» **REQUIREMENTS**: Give the data again, word for word.

***

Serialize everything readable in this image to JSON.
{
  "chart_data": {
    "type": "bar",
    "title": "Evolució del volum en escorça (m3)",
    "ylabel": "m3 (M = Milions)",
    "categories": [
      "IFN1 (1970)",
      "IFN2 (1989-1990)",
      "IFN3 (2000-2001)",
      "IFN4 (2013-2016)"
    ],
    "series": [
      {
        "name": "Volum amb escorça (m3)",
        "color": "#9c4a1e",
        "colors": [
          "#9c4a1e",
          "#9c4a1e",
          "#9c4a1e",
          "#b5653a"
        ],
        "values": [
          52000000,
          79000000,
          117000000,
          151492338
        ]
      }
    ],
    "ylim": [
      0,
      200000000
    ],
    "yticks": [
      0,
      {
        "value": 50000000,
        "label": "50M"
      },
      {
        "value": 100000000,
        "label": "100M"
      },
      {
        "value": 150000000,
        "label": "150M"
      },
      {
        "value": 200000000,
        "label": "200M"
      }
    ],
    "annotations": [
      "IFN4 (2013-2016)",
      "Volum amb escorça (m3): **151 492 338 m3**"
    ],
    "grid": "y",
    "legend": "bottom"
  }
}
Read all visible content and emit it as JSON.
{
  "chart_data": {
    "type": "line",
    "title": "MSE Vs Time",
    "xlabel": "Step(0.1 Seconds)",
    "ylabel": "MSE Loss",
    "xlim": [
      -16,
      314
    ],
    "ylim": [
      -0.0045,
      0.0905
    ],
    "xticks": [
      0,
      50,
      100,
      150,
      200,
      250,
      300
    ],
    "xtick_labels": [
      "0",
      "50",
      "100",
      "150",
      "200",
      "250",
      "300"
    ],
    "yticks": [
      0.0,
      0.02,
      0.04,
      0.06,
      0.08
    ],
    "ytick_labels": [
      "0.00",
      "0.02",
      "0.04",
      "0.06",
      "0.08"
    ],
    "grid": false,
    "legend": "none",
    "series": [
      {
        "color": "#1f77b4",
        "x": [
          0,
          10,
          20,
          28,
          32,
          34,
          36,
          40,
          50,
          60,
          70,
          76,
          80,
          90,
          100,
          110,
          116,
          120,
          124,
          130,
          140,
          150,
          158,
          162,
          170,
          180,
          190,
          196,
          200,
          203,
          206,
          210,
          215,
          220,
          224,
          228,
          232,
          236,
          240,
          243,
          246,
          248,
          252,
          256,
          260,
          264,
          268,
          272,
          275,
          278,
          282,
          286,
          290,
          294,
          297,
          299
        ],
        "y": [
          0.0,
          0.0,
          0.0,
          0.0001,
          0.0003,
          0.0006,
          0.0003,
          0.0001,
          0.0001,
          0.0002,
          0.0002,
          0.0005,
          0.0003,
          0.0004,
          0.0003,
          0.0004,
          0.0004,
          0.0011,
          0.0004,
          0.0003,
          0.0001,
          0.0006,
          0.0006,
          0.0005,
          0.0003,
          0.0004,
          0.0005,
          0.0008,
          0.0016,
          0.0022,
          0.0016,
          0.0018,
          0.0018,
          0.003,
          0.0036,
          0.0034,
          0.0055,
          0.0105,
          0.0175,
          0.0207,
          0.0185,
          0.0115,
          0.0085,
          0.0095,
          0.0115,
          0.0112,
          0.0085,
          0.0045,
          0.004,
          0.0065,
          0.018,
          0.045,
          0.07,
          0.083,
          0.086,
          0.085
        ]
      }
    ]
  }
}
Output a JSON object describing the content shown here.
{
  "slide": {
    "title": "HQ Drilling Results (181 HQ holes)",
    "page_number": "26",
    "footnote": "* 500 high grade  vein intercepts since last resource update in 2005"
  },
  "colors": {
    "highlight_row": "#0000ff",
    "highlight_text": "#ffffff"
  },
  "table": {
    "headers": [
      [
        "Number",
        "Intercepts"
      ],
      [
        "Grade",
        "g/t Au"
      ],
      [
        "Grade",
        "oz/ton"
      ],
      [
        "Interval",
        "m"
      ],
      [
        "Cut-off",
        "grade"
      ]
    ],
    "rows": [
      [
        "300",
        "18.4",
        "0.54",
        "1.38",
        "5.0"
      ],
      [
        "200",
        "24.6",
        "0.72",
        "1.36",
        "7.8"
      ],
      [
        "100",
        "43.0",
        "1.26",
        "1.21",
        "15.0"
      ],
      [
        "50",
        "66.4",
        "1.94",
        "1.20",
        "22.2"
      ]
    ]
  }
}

***

» **THE COMPLETED TASK**:
Serialize everything readable in this image to JSON.
{
  "chart_data": {
    "type": "bar",
    "title": "Evolució del volum en escorça (m3)",
    "ylabel": "m3 (M = Milions)",
    "categories": [
      "IFN1 (1970)",
      "IFN2 (1989-1990)",
      "IFN3 (2000-2001)",
      "IFN4 (2013-2016)"
    ],
    "series": [
      {
        "name": "Volum amb escorça (m3)",
        "color": "#9c4a1e",
        "colors": [
          "#9c4a1e",
          "#9c4a1e",
          "#9c4a1e",
          "#b5653a"
        ],
        "values": [
          52000000,
          79000000,
          117000000,
          151492338
        ]
      }
    ],
    "ylim": [
      0,
      200000000
    ],
    "yticks": [
      0,
      {
        "value": 50000000,
        "label": "50M"
      },
      {
        "value": 100000000,
        "label": "100M"
      },
      {
        "value": 150000000,
        "label": "150M"
      },
      {
        "value": 200000000,
        "label": "200M"
      }
    ],
    "annotations": [
      "IFN4 (2013-2016)",
      "Volum amb escorça (m3): **151 492 338 m3**"
    ],
    "grid": "y",
    "legend": "bottom"
  }
}
Read all visible content and emit it as JSON.
{
  "chart_data": {
    "type": "line",
    "title": "MSE Vs Time",
    "xlabel": "Step(0.1 Seconds)",
    "ylabel": "MSE Loss",
    "xlim": [
      -16,
      314
    ],
    "ylim": [
      -0.0045,
      0.0905
    ],
    "xticks": [
      0,
      50,
      100,
      150,
      200,
      250,
      300
    ],
    "xtick_labels": [
      "0",
      "50",
      "100",
      "150",
      "200",
      "250",
      "300"
    ],
    "yticks": [
      0.0,
      0.02,
      0.04,
      0.06,
      0.08
    ],
    "ytick_labels": [
      "0.00",
      "0.02",
      "0.04",
      "0.06",
      "0.08"
    ],
    "grid": false,
    "legend": "none",
    "series": [
      {
        "color": "#1f77b4",
        "x": [
          0,
          10,
          20,
          28,
          32,
          34,
          36,
          40,
          50,
          60,
          70,
          76,
          80,
          90,
          100,
          110,
          116,
          120,
          124,
          130,
          140,
          150,
          158,
          162,
          170,
          180,
          190,
          196,
          200,
          203,
          206,
          210,
          215,
          220,
          224,
          228,
          232,
          236,
          240,
          243,
          246,
          248,
          252,
          256,
          260,
          264,
          268,
          272,
          275,
          278,
          282,
          286,
          290,
          294,
          297,
          299
        ],
        "y": [
          0.0,
          0.0,
          0.0,
          0.0001,
          0.0003,
          0.0006,
          0.0003,
          0.0001,
          0.0001,
          0.0002,
          0.0002,
          0.0005,
          0.0003,
          0.0004,
          0.0003,
          0.0004,
          0.0004,
          0.0011,
          0.0004,
          0.0003,
          0.0001,
          0.0006,
          0.0006,
          0.0005,
          0.0003,
          0.0004,
          0.0005,
          0.0008,
          0.0016,
          0.0022,
          0.0016,
          0.0018,
          0.0018,
          0.003,
          0.0036,
          0.0034,
          0.0055,
          0.0105,
          0.0175,
          0.0207,
          0.0185,
          0.0115,
          0.0085,
          0.0095,
          0.0115,
          0.0112,
          0.0085,
          0.0045,
          0.004,
          0.0065,
          0.018,
          0.045,
          0.07,
          0.083,
          0.086,
          0.085
        ]
      }
    ]
  }
}
Output a JSON object describing the content shown here.
{
  "slide": {
    "title": "HQ Drilling Results (181 HQ holes)",
    "page_number": "26",
    "footnote": "* 500 high grade  vein intercepts since last resource update in 2005"
  },
  "colors": {
    "highlight_row": "#0000ff",
    "highlight_text": "#ffffff"
  },
  "table": {
    "headers": [
      [
        "Number",
        "Intercepts"
      ],
      [
        "Grade",
        "g/t Au"
      ],
      [
        "Grade",
        "oz/ton"
      ],
      [
        "Interval",
        "m"
      ],
      [
        "Cut-off",
        "grade"
      ]
    ],
    "rows": [
      [
        "300",
        "18.4",
        "0.54",
        "1.38",
        "5.0"
      ],
      [
        "200",
        "24.6",
        "0.72",
        "1.36",
        "7.8"
      ],
      [
        "100",
        "43.0",
        "1.26",
        "1.21",
        "15.0"
      ],
      [
        "50",
        "66.4",
        "1.94",
        "1.20",
        "22.2"
      ]
    ]
  }
}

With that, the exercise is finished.